• Set exercise: Below are some records. Count the lines with "Limited" in them and give nothing but the total.
╔══
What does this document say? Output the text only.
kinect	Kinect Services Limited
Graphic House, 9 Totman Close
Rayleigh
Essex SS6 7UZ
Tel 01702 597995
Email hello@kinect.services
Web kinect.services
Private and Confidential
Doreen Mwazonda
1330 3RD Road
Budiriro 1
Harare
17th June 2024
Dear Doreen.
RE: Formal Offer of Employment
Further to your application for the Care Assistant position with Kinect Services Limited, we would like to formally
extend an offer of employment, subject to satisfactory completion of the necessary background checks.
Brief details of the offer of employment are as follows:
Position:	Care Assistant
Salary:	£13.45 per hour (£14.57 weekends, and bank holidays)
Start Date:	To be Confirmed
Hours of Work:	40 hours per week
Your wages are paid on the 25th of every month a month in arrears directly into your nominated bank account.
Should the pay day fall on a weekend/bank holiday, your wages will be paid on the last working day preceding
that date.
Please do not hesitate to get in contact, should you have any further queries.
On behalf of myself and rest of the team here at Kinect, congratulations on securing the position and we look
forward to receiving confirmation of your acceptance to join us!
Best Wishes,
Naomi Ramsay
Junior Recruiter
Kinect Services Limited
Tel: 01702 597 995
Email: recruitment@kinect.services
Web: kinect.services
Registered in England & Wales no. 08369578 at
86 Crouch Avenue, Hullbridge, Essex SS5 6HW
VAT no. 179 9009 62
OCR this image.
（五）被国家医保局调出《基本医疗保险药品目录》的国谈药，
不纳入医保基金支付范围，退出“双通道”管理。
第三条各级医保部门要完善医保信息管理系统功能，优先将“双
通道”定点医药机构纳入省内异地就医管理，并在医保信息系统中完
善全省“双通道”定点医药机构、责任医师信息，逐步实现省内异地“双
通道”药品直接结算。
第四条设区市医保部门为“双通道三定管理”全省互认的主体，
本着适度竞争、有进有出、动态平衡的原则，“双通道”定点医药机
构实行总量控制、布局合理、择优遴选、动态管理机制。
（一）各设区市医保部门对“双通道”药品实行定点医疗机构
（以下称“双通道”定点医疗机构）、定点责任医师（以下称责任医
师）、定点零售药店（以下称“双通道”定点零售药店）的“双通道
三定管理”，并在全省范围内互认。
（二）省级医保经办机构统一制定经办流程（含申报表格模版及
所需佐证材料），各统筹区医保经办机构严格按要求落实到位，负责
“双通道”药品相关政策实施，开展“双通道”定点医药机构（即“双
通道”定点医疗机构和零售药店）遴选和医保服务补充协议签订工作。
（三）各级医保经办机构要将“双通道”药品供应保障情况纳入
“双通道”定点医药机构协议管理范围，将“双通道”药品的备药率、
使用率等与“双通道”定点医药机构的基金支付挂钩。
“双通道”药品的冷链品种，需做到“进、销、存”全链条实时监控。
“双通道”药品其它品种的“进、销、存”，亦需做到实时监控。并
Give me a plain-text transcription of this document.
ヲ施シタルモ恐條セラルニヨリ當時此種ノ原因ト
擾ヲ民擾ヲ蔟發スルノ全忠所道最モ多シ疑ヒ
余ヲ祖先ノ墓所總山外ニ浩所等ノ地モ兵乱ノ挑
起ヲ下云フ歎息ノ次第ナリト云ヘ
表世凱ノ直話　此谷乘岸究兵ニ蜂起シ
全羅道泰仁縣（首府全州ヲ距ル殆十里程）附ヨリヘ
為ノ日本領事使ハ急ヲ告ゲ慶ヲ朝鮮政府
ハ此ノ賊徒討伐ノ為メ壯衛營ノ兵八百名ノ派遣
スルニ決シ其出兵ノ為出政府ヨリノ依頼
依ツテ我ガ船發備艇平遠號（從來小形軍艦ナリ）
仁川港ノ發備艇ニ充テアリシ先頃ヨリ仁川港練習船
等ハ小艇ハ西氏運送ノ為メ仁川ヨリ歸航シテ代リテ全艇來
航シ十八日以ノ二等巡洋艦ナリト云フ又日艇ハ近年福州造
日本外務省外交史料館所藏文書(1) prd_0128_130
╚══
• Solution to this problem: 3